Task goal: Reproduce the data exactly and drop any pictures it holds.

------ Records for processing

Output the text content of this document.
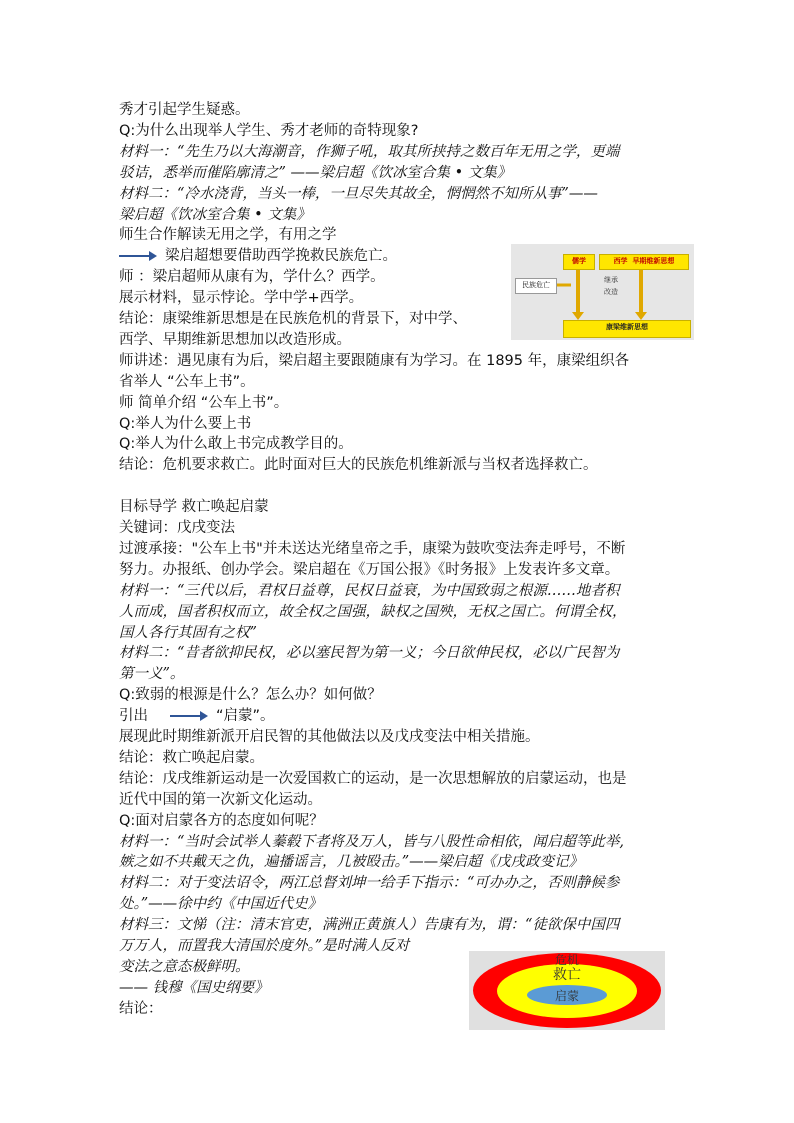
秀才引起学生疑惑。
Q:为什么出现举人学生、秀才老师的奇特现象?
材料一：“先生乃以大海潮音，作狮子吼，取其所挟持之数百年无用之学，更端
驳诘，悉举而催陷廓清之” ——梁启超《饮冰室合集 • 文集》
材料二：“冷水浇背，当头一棒，一旦尽失其故全，惘惘然不知所从事”——
梁启超《饮冰室合集 • 文集》
师生合作解读无用之学，有用之学
梁启超想要借助西学挽救民族危亡。
师 ：梁启超师从康有为，学什么？西学。
展示材料，显示悖论。学中学+西学。
结论：康梁维新思想是在民族危机的背景下，对中学、
西学、早期维新思想加以改造形成。
师讲述：遇见康有为后，梁启超主要跟随康有为学习。在 1895 年，康梁组织各
省举人 “公车上书”。
师 简单介绍 “公车上书”。
Q:举人为什么要上书
Q:举人为什么敢上书完成教学目的。
结论：危机要求救亡。此时面对巨大的民族危机维新派与当权者选择救亡。
目标导学 救亡唤起启蒙
关键词：戊戌变法
过渡承接："公车上书"并未送达光绪皇帝之手，康梁为鼓吹变法奔走呼号，不断
努力。办报纸、创办学会。梁启超在《万国公报》《时务报》上发表许多文章。
材料一：“三代以后，君权日益尊，民权日益衰，为中国致弱之根源……地者积
人而成，国者积权而立，故全权之国强，缺权之国殃，无权之国亡。何谓全权，
国人各行其固有之权”
材料二：“昔者欲抑民权，必以塞民智为第一义；今日欲伸民权，必以广民智为
第一义”。
Q:致弱的根源是什么？怎么办？如何做？
引出	“启蒙”。
展现此时期维新派开启民智的其他做法以及戊戌变法中相关措施。
结论：救亡唤起启蒙。
结论：戊戌维新运动是一次爱国救亡的运动，是一次思想解放的启蒙运动，也是
近代中国的第一次新文化运动。
Q:面对启蒙各方的态度如何呢？
材料一：“当时会试举人蓁毂下者将及万人，皆与八股性命相依，闻启超等此举,
嫉之如不共戴天之仇，遍播谣言，几被殴击。”——梁启超《戊戌政变记》
材料二：对于变法诏令，两江总督刘坤一给手下指示：“可办办之，否则静候参
处。”——徐中约《中国近代史》
材料三：文悌（注：清末官吏，满洲正黄旗人）告康有为，谓：“徒欲保中国四
万万人，而置我大清国於度外。”是时满人反对
变法之意态极鲜明。
—— 钱穆《国史纲要》
结论：
民族危亡
儒学	西学 早期维新思想
继承改造
康梁维新思想
危机
救亡
启蒙
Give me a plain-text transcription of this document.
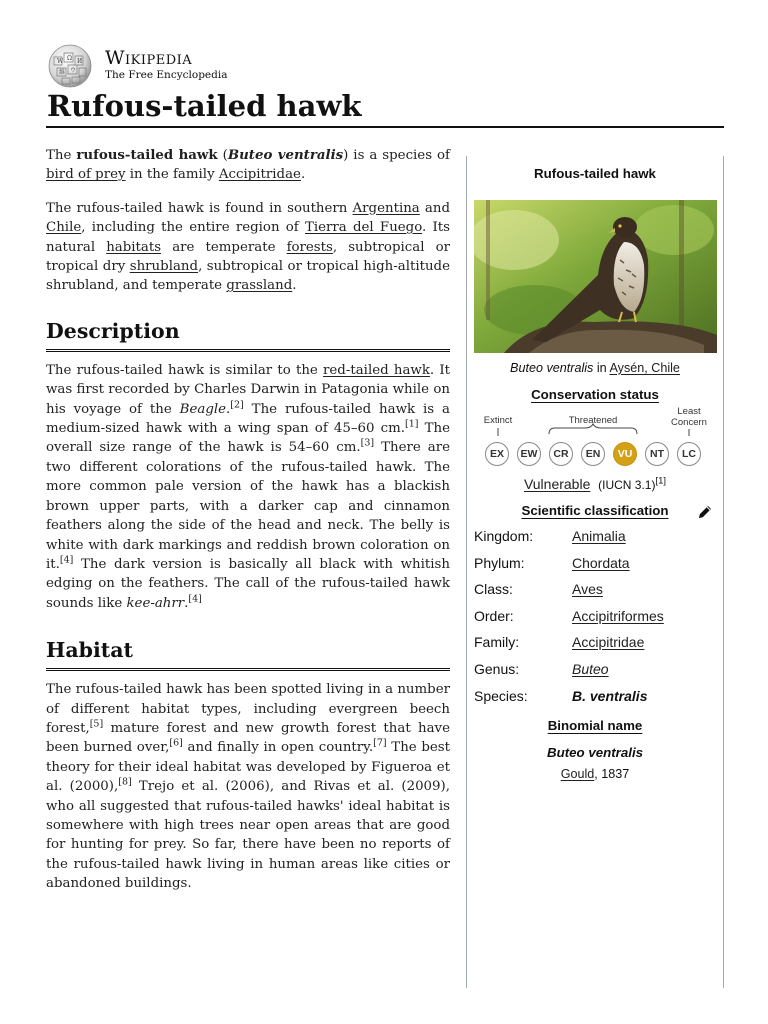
W Ω И
ウ
維
Wikipedia
The Free Encyclopedia
Rufous-tailed hawk

The rufous-tailed hawk (Buteo ventralis) is a species of bird of prey in the family Accipitridae.

The rufous-tailed hawk is found in southern Argentina and Chile, including the entire region of Tierra del Fuego. Its natural habitats are temperate forests, subtropical or tropical dry shrubland, subtropical or tropical high-altitude shrubland, and temperate grassland.

Description

The rufous-tailed hawk is similar to the red-tailed hawk. It was first recorded by Charles Darwin in Patagonia while on his voyage of the Beagle.[2] The rufous-tailed hawk is a medium-sized hawk with a wing span of 45–60 cm.[1] The overall size range of the hawk is 54–60 cm.[3] There are two different colorations of the rufous-tailed hawk. The more common pale version of the hawk has a blackish brown upper parts, with a darker cap and cinnamon feathers along the side of the head and neck. The belly is white with dark markings and reddish brown coloration on it.[4] The dark version is basically all black with whitish edging on the feathers. The call of the rufous-tailed hawk sounds like kee-ahrr.[4]

Habitat

The rufous-tailed hawk has been spotted living in a number of different habitat types, including evergreen beech forest,[5] mature forest and new growth forest that have been burned over,[6] and finally in open country.[7] The best theory for their ideal habitat was developed by Figueroa et al. (2000),[8] Trejo et al. (2006), and Rivas et al. (2009), who all suggested that rufous-tailed hawks' ideal habitat is somewhere with high trees near open areas that are good for hunting for prey. So far, there have been no reports of the rufous-tailed hawk living in human areas like cities or abandoned buildings.

Rufous-tailed hawk
Buteo ventralis in Aysén, Chile
Conservation status
Extinct	Threatened
Least
Concern
EX	EW	CR	EN	VU	NT	LC
Vulnerable (IUCN 3.1)[1]
Scientific classification
Kingdom:	Animalia
Phylum:	Chordata
Class:	Aves
Order:	Accipitriformes
Family:	Accipitridae
Genus:	Buteo
Species:	B. ventralis
Binomial name
Buteo ventralis
Gould, 1837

------------

Solution for this exercise:
Output the text content of this document.
秀才引起学生疑惑。
Q:为什么出现举人学生、秀才老师的奇特现象?
材料一：“先生乃以大海潮音，作狮子吼，取其所挟持之数百年无用之学，更端
驳诘，悉举而催陷廓清之” ——梁启超《饮冰室合集 • 文集》
材料二：“冷水浇背，当头一棒，一旦尽失其故全，惘惘然不知所从事”——
梁启超《饮冰室合集 • 文集》
师生合作解读无用之学，有用之学
梁启超想要借助西学挽救民族危亡。
师 ：梁启超师从康有为，学什么？西学。
展示材料，显示悖论。学中学+西学。
结论：康梁维新思想是在民族危机的背景下，对中学、
西学、早期维新思想加以改造形成。
师讲述：遇见康有为后，梁启超主要跟随康有为学习。在 1895 年，康梁组织各
省举人 “公车上书”。
师 简单介绍 “公车上书”。
Q:举人为什么要上书
Q:举人为什么敢上书完成教学目的。
结论：危机要求救亡。此时面对巨大的民族危机维新派与当权者选择救亡。
目标导学 救亡唤起启蒙
关键词：戊戌变法
过渡承接："公车上书"并未送达光绪皇帝之手，康梁为鼓吹变法奔走呼号，不断
努力。办报纸、创办学会。梁启超在《万国公报》《时务报》上发表许多文章。
材料一：“三代以后，君权日益尊，民权日益衰，为中国致弱之根源……地者积
人而成，国者积权而立，故全权之国强，缺权之国殃，无权之国亡。何谓全权，
国人各行其固有之权”
材料二：“昔者欲抑民权，必以塞民智为第一义；今日欲伸民权，必以广民智为
第一义”。
Q:致弱的根源是什么？怎么办？如何做？
引出	“启蒙”。
展现此时期维新派开启民智的其他做法以及戊戌变法中相关措施。
结论：救亡唤起启蒙。
结论：戊戌维新运动是一次爱国救亡的运动，是一次思想解放的启蒙运动，也是
近代中国的第一次新文化运动。
Q:面对启蒙各方的态度如何呢？
材料一：“当时会试举人蓁毂下者将及万人，皆与八股性命相依，闻启超等此举,
嫉之如不共戴天之仇，遍播谣言，几被殴击。”——梁启超《戊戌政变记》
材料二：对于变法诏令，两江总督刘坤一给手下指示：“可办办之，否则静候参
处。”——徐中约《中国近代史》
材料三：文悌（注：清末官吏，满洲正黄旗人）告康有为，谓：“徒欲保中国四
万万人，而置我大清国於度外。”是时满人反对
变法之意态极鲜明。
—— 钱穆《国史纲要》
结论：
民族危亡
儒学	西学 早期维新思想
继承改造
康梁维新思想
危机
救亡
启蒙
Give me a plain-text transcription of this document.
W Ω И
ウ
維
Wikipedia
The Free Encyclopedia
Rufous-tailed hawk

The rufous-tailed hawk (Buteo ventralis) is a species of bird of prey in the family Accipitridae.

The rufous-tailed hawk is found in southern Argentina and Chile, including the entire region of Tierra del Fuego. Its natural habitats are temperate forests, subtropical or tropical dry shrubland, subtropical or tropical high-altitude shrubland, and temperate grassland.

Description

The rufous-tailed hawk is similar to the red-tailed hawk. It was first recorded by Charles Darwin in Patagonia while on his voyage of the Beagle.[2] The rufous-tailed hawk is a medium-sized hawk with a wing span of 45–60 cm.[1] The overall size range of the hawk is 54–60 cm.[3] There are two different colorations of the rufous-tailed hawk. The more common pale version of the hawk has a blackish brown upper parts, with a darker cap and cinnamon feathers along the side of the head and neck. The belly is white with dark markings and reddish brown coloration on it.[4] The dark version is basically all black with whitish edging on the feathers. The call of the rufous-tailed hawk sounds like kee-ahrr.[4]

Habitat

The rufous-tailed hawk has been spotted living in a number of different habitat types, including evergreen beech forest,[5] mature forest and new growth forest that have been burned over,[6] and finally in open country.[7] The best theory for their ideal habitat was developed by Figueroa et al. (2000),[8] Trejo et al. (2006), and Rivas et al. (2009), who all suggested that rufous-tailed hawks' ideal habitat is somewhere with high trees near open areas that are good for hunting for prey. So far, there have been no reports of the rufous-tailed hawk living in human areas like cities or abandoned buildings.

Rufous-tailed hawk
Buteo ventralis in Aysén, Chile
Conservation status
Extinct	Threatened
Least
Concern
EX	EW	CR	EN	VU	NT	LC
Vulnerable (IUCN 3.1)[1]
Scientific classification
Kingdom:	Animalia
Phylum:	Chordata
Class:	Aves
Order:	Accipitriformes
Family:	Accipitridae
Genus:	Buteo
Species:	B. ventralis
Binomial name
Buteo ventralis
Gould, 1837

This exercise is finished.